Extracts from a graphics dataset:

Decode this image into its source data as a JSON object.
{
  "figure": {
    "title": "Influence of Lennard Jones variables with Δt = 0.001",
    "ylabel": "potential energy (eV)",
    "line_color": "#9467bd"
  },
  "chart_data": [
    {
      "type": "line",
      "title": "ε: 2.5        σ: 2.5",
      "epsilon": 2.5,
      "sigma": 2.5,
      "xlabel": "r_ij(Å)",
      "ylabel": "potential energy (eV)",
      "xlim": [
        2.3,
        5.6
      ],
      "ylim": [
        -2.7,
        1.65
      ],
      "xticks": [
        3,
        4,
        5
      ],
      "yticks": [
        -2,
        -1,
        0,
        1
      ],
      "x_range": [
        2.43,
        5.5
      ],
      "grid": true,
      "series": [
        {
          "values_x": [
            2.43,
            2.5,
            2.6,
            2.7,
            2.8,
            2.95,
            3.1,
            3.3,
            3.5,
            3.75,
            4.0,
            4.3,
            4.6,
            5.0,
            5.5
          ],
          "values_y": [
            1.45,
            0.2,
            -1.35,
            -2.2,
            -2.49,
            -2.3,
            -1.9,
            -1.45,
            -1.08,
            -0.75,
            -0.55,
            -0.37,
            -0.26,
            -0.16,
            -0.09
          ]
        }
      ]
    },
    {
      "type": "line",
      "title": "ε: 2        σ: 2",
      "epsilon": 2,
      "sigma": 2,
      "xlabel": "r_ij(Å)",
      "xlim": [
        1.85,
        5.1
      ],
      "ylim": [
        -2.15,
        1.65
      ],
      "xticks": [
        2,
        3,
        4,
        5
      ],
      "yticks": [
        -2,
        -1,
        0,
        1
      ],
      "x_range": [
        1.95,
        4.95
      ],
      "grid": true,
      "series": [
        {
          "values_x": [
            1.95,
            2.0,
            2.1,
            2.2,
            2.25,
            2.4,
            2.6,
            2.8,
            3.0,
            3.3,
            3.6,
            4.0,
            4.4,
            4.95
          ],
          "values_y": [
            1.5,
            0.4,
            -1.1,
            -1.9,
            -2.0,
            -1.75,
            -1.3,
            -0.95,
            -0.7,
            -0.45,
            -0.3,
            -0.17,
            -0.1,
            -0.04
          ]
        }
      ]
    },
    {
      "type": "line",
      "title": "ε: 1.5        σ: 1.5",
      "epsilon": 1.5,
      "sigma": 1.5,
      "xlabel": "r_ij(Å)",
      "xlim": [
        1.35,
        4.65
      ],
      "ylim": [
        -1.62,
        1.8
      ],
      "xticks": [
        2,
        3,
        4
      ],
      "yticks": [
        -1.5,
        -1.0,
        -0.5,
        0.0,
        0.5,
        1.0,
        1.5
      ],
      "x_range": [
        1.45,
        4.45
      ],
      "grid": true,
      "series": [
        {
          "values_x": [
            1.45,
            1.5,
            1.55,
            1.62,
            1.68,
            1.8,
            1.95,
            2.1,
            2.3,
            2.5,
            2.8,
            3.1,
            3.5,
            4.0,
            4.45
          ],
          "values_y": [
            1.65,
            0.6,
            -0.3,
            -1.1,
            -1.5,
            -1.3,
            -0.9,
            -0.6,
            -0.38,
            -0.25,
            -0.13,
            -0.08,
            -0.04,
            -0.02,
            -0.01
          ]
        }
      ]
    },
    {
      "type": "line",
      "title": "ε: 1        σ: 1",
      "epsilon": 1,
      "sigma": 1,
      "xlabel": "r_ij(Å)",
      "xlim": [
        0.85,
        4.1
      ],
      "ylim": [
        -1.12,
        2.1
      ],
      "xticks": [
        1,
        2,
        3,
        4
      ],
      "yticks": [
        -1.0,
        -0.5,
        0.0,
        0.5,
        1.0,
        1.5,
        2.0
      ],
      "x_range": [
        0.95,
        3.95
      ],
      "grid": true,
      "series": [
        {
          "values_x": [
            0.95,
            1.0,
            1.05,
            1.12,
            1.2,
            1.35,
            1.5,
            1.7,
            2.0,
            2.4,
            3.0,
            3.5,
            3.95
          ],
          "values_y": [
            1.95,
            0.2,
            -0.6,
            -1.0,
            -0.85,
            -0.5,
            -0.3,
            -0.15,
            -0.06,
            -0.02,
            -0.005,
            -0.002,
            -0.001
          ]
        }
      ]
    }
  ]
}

* SHORT EXERCISE
Reproduce each record exactly, leaving nothing out.

* TASK RESULT
Decode this image into its source data as a JSON object.
{
  "figure": {
    "title": "Influence of Lennard Jones variables with Δt = 0.001",
    "ylabel": "potential energy (eV)",
    "line_color": "#9467bd"
  },
  "chart_data": [
    {
      "type": "line",
      "title": "ε: 2.5        σ: 2.5",
      "epsilon": 2.5,
      "sigma": 2.5,
      "xlabel": "r_ij(Å)",
      "ylabel": "potential energy (eV)",
      "xlim": [
        2.3,
        5.6
      ],
      "ylim": [
        -2.7,
        1.65
      ],
      "xticks": [
        3,
        4,
        5
      ],
      "yticks": [
        -2,
        -1,
        0,
        1
      ],
      "x_range": [
        2.43,
        5.5
      ],
      "grid": true,
      "series": [
        {
          "values_x": [
            2.43,
            2.5,
            2.6,
            2.7,
            2.8,
            2.95,
            3.1,
            3.3,
            3.5,
            3.75,
            4.0,
            4.3,
            4.6,
            5.0,
            5.5
          ],
          "values_y": [
            1.45,
            0.2,
            -1.35,
            -2.2,
            -2.49,
            -2.3,
            -1.9,
            -1.45,
            -1.08,
            -0.75,
            -0.55,
            -0.37,
            -0.26,
            -0.16,
            -0.09
          ]
        }
      ]
    },
    {
      "type": "line",
      "title": "ε: 2        σ: 2",
      "epsilon": 2,
      "sigma": 2,
      "xlabel": "r_ij(Å)",
      "xlim": [
        1.85,
        5.1
      ],
      "ylim": [
        -2.15,
        1.65
      ],
      "xticks": [
        2,
        3,
        4,
        5
      ],
      "yticks": [
        -2,
        -1,
        0,
        1
      ],
      "x_range": [
        1.95,
        4.95
      ],
      "grid": true,
      "series": [
        {
          "values_x": [
            1.95,
            2.0,
            2.1,
            2.2,
            2.25,
            2.4,
            2.6,
            2.8,
            3.0,
            3.3,
            3.6,
            4.0,
            4.4,
            4.95
          ],
          "values_y": [
            1.5,
            0.4,
            -1.1,
            -1.9,
            -2.0,
            -1.75,
            -1.3,
            -0.95,
            -0.7,
            -0.45,
            -0.3,
            -0.17,
            -0.1,
            -0.04
          ]
        }
      ]
    },
    {
      "type": "line",
      "title": "ε: 1.5        σ: 1.5",
      "epsilon": 1.5,
      "sigma": 1.5,
      "xlabel": "r_ij(Å)",
      "xlim": [
        1.35,
        4.65
      ],
      "ylim": [
        -1.62,
        1.8
      ],
      "xticks": [
        2,
        3,
        4
      ],
      "yticks": [
        -1.5,
        -1.0,
        -0.5,
        0.0,
        0.5,
        1.0,
        1.5
      ],
      "x_range": [
        1.45,
        4.45
      ],
      "grid": true,
      "series": [
        {
          "values_x": [
            1.45,
            1.5,
            1.55,
            1.62,
            1.68,
            1.8,
            1.95,
            2.1,
            2.3,
            2.5,
            2.8,
            3.1,
            3.5,
            4.0,
            4.45
          ],
          "values_y": [
            1.65,
            0.6,
            -0.3,
            -1.1,
            -1.5,
            -1.3,
            -0.9,
            -0.6,
            -0.38,
            -0.25,
            -0.13,
            -0.08,
            -0.04,
            -0.02,
            -0.01
          ]
        }
      ]
    },
    {
      "type": "line",
      "title": "ε: 1        σ: 1",
      "epsilon": 1,
      "sigma": 1,
      "xlabel": "r_ij(Å)",
      "xlim": [
        0.85,
        4.1
      ],
      "ylim": [
        -1.12,
        2.1
      ],
      "xticks": [
        1,
        2,
        3,
        4
      ],
      "yticks": [
        -1.0,
        -0.5,
        0.0,
        0.5,
        1.0,
        1.5,
        2.0
      ],
      "x_range": [
        0.95,
        3.95
      ],
      "grid": true,
      "series": [
        {
          "values_x": [
            0.95,
            1.0,
            1.05,
            1.12,
            1.2,
            1.35,
            1.5,
            1.7,
            2.0,
            2.4,
            3.0,
            3.5,
            3.95
          ],
          "values_y": [
            1.95,
            0.2,
            -0.6,
            -1.0,
            -0.85,
            -0.5,
            -0.3,
            -0.15,
            -0.06,
            -0.02,
            -0.005,
            -0.002,
            -0.001
          ]
        }
      ]
    }
  ]
}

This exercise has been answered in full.